> Instructions for the task
Make an exact copy of all the records.

> Listed entries
☆ ☆ ☆ ☆ ☆ ☆ ☆

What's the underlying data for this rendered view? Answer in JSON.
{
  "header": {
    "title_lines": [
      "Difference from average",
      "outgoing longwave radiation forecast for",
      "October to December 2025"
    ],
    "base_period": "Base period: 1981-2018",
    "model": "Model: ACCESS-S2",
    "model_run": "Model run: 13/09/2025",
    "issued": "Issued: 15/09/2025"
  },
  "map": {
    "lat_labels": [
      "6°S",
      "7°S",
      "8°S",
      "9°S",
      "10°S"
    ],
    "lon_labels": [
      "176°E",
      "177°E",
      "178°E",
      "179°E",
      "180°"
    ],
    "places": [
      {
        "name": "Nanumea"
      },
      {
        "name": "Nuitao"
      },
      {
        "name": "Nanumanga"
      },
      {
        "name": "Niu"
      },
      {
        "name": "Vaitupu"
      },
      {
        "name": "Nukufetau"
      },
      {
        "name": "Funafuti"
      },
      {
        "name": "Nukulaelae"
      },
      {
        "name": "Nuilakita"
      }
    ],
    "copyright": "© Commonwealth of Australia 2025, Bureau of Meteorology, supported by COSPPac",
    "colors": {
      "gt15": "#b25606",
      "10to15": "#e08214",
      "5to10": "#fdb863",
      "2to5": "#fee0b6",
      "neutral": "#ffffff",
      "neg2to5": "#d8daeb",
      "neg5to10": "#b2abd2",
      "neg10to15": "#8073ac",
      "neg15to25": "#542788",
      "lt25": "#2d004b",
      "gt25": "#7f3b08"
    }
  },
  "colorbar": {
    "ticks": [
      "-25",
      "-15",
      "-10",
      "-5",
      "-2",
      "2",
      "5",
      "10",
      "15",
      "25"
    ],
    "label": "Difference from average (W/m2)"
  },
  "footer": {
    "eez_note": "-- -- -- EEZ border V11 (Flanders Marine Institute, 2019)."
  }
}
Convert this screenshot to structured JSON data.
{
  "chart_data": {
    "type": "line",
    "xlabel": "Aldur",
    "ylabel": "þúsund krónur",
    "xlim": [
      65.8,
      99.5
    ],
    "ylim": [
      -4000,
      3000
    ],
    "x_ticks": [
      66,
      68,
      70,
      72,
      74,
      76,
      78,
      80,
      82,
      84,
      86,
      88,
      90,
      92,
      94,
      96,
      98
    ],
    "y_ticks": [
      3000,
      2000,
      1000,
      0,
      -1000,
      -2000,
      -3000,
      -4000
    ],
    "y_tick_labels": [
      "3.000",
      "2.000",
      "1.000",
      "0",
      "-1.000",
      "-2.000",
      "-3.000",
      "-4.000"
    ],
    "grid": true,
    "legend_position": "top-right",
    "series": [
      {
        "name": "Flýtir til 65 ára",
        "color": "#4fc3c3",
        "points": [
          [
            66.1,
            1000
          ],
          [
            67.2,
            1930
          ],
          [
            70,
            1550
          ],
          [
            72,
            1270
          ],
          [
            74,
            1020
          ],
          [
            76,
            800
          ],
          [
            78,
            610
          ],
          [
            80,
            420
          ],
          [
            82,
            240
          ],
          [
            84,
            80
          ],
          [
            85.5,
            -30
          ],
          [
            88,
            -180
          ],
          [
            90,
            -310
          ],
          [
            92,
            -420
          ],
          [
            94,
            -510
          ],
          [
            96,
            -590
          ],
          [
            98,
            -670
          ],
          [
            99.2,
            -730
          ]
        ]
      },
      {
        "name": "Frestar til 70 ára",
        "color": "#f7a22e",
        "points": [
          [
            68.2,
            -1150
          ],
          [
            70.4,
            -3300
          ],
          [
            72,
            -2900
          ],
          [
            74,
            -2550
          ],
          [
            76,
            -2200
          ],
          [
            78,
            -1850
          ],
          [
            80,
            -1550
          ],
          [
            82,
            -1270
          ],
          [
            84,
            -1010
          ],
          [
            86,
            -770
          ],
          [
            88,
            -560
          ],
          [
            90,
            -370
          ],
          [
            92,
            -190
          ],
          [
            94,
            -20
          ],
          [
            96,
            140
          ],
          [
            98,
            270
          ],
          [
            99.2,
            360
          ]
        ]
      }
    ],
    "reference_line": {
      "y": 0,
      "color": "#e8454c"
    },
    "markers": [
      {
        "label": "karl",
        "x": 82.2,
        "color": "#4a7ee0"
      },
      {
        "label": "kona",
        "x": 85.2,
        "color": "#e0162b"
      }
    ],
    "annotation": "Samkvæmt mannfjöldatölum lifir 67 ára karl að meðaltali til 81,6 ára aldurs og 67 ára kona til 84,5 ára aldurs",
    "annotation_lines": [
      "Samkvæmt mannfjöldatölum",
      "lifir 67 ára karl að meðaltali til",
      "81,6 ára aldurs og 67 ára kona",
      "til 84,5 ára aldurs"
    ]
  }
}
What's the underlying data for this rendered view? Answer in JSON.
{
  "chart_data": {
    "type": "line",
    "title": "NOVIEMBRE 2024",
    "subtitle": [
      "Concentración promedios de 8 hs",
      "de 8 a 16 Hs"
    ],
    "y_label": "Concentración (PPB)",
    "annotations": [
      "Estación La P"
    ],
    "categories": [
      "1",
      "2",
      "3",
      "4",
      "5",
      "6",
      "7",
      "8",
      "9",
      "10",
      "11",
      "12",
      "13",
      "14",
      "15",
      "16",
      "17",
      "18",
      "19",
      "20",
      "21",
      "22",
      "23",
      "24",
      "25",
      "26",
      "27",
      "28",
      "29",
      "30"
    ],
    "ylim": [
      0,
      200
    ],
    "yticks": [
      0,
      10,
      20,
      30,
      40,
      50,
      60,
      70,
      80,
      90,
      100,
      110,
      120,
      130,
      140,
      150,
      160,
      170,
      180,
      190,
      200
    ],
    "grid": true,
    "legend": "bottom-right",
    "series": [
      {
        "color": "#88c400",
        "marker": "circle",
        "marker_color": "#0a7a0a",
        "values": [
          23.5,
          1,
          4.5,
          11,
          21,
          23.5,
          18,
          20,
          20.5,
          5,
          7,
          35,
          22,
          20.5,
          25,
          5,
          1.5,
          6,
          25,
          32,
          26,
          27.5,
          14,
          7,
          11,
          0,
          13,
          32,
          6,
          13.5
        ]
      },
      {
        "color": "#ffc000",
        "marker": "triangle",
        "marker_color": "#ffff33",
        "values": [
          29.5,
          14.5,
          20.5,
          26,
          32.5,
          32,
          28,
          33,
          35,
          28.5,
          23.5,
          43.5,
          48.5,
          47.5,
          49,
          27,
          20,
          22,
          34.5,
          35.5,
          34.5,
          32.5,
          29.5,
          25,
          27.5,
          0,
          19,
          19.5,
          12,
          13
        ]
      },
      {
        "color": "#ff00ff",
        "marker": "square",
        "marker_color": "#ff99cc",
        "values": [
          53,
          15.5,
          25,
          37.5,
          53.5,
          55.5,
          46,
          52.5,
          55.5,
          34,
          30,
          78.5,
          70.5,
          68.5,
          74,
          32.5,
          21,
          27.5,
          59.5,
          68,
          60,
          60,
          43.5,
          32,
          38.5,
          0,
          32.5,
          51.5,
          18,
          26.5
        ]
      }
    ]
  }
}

☆ ☆ ☆ ☆ ☆ ☆ ☆

> Exercise solution
What's the underlying data for this rendered view? Answer in JSON.
{
  "header": {
    "title_lines": [
      "Difference from average",
      "outgoing longwave radiation forecast for",
      "October to December 2025"
    ],
    "base_period": "Base period: 1981-2018",
    "model": "Model: ACCESS-S2",
    "model_run": "Model run: 13/09/2025",
    "issued": "Issued: 15/09/2025"
  },
  "map": {
    "lat_labels": [
      "6°S",
      "7°S",
      "8°S",
      "9°S",
      "10°S"
    ],
    "lon_labels": [
      "176°E",
      "177°E",
      "178°E",
      "179°E",
      "180°"
    ],
    "places": [
      {
        "name": "Nanumea"
      },
      {
        "name": "Nuitao"
      },
      {
        "name": "Nanumanga"
      },
      {
        "name": "Niu"
      },
      {
        "name": "Vaitupu"
      },
      {
        "name": "Nukufetau"
      },
      {
        "name": "Funafuti"
      },
      {
        "name": "Nukulaelae"
      },
      {
        "name": "Nuilakita"
      }
    ],
    "copyright": "© Commonwealth of Australia 2025, Bureau of Meteorology, supported by COSPPac",
    "colors": {
      "gt15": "#b25606",
      "10to15": "#e08214",
      "5to10": "#fdb863",
      "2to5": "#fee0b6",
      "neutral": "#ffffff",
      "neg2to5": "#d8daeb",
      "neg5to10": "#b2abd2",
      "neg10to15": "#8073ac",
      "neg15to25": "#542788",
      "lt25": "#2d004b",
      "gt25": "#7f3b08"
    }
  },
  "colorbar": {
    "ticks": [
      "-25",
      "-15",
      "-10",
      "-5",
      "-2",
      "2",
      "5",
      "10",
      "15",
      "25"
    ],
    "label": "Difference from average (W/m2)"
  },
  "footer": {
    "eez_note": "-- -- -- EEZ border V11 (Flanders Marine Institute, 2019)."
  }
}
Convert this screenshot to structured JSON data.
{
  "chart_data": {
    "type": "line",
    "xlabel": "Aldur",
    "ylabel": "þúsund krónur",
    "xlim": [
      65.8,
      99.5
    ],
    "ylim": [
      -4000,
      3000
    ],
    "x_ticks": [
      66,
      68,
      70,
      72,
      74,
      76,
      78,
      80,
      82,
      84,
      86,
      88,
      90,
      92,
      94,
      96,
      98
    ],
    "y_ticks": [
      3000,
      2000,
      1000,
      0,
      -1000,
      -2000,
      -3000,
      -4000
    ],
    "y_tick_labels": [
      "3.000",
      "2.000",
      "1.000",
      "0",
      "-1.000",
      "-2.000",
      "-3.000",
      "-4.000"
    ],
    "grid": true,
    "legend_position": "top-right",
    "series": [
      {
        "name": "Flýtir til 65 ára",
        "color": "#4fc3c3",
        "points": [
          [
            66.1,
            1000
          ],
          [
            67.2,
            1930
          ],
          [
            70,
            1550
          ],
          [
            72,
            1270
          ],
          [
            74,
            1020
          ],
          [
            76,
            800
          ],
          [
            78,
            610
          ],
          [
            80,
            420
          ],
          [
            82,
            240
          ],
          [
            84,
            80
          ],
          [
            85.5,
            -30
          ],
          [
            88,
            -180
          ],
          [
            90,
            -310
          ],
          [
            92,
            -420
          ],
          [
            94,
            -510
          ],
          [
            96,
            -590
          ],
          [
            98,
            -670
          ],
          [
            99.2,
            -730
          ]
        ]
      },
      {
        "name": "Frestar til 70 ára",
        "color": "#f7a22e",
        "points": [
          [
            68.2,
            -1150
          ],
          [
            70.4,
            -3300
          ],
          [
            72,
            -2900
          ],
          [
            74,
            -2550
          ],
          [
            76,
            -2200
          ],
          [
            78,
            -1850
          ],
          [
            80,
            -1550
          ],
          [
            82,
            -1270
          ],
          [
            84,
            -1010
          ],
          [
            86,
            -770
          ],
          [
            88,
            -560
          ],
          [
            90,
            -370
          ],
          [
            92,
            -190
          ],
          [
            94,
            -20
          ],
          [
            96,
            140
          ],
          [
            98,
            270
          ],
          [
            99.2,
            360
          ]
        ]
      }
    ],
    "reference_line": {
      "y": 0,
      "color": "#e8454c"
    },
    "markers": [
      {
        "label": "karl",
        "x": 82.2,
        "color": "#4a7ee0"
      },
      {
        "label": "kona",
        "x": 85.2,
        "color": "#e0162b"
      }
    ],
    "annotation": "Samkvæmt mannfjöldatölum lifir 67 ára karl að meðaltali til 81,6 ára aldurs og 67 ára kona til 84,5 ára aldurs",
    "annotation_lines": [
      "Samkvæmt mannfjöldatölum",
      "lifir 67 ára karl að meðaltali til",
      "81,6 ára aldurs og 67 ára kona",
      "til 84,5 ára aldurs"
    ]
  }
}
What's the underlying data for this rendered view? Answer in JSON.
{
  "chart_data": {
    "type": "line",
    "title": "NOVIEMBRE 2024",
    "subtitle": [
      "Concentración promedios de 8 hs",
      "de 8 a 16 Hs"
    ],
    "y_label": "Concentración (PPB)",
    "annotations": [
      "Estación La P"
    ],
    "categories": [
      "1",
      "2",
      "3",
      "4",
      "5",
      "6",
      "7",
      "8",
      "9",
      "10",
      "11",
      "12",
      "13",
      "14",
      "15",
      "16",
      "17",
      "18",
      "19",
      "20",
      "21",
      "22",
      "23",
      "24",
      "25",
      "26",
      "27",
      "28",
      "29",
      "30"
    ],
    "ylim": [
      0,
      200
    ],
    "yticks": [
      0,
      10,
      20,
      30,
      40,
      50,
      60,
      70,
      80,
      90,
      100,
      110,
      120,
      130,
      140,
      150,
      160,
      170,
      180,
      190,
      200
    ],
    "grid": true,
    "legend": "bottom-right",
    "series": [
      {
        "color": "#88c400",
        "marker": "circle",
        "marker_color": "#0a7a0a",
        "values": [
          23.5,
          1,
          4.5,
          11,
          21,
          23.5,
          18,
          20,
          20.5,
          5,
          7,
          35,
          22,
          20.5,
          25,
          5,
          1.5,
          6,
          25,
          32,
          26,
          27.5,
          14,
          7,
          11,
          0,
          13,
          32,
          6,
          13.5
        ]
      },
      {
        "color": "#ffc000",
        "marker": "triangle",
        "marker_color": "#ffff33",
        "values": [
          29.5,
          14.5,
          20.5,
          26,
          32.5,
          32,
          28,
          33,
          35,
          28.5,
          23.5,
          43.5,
          48.5,
          47.5,
          49,
          27,
          20,
          22,
          34.5,
          35.5,
          34.5,
          32.5,
          29.5,
          25,
          27.5,
          0,
          19,
          19.5,
          12,
          13
        ]
      },
      {
        "color": "#ff00ff",
        "marker": "square",
        "marker_color": "#ff99cc",
        "values": [
          53,
          15.5,
          25,
          37.5,
          53.5,
          55.5,
          46,
          52.5,
          55.5,
          34,
          30,
          78.5,
          70.5,
          68.5,
          74,
          32.5,
          21,
          27.5,
          59.5,
          68,
          60,
          60,
          43.5,
          32,
          38.5,
          0,
          32.5,
          51.5,
          18,
          26.5
        ]
      }
    ]
  }
}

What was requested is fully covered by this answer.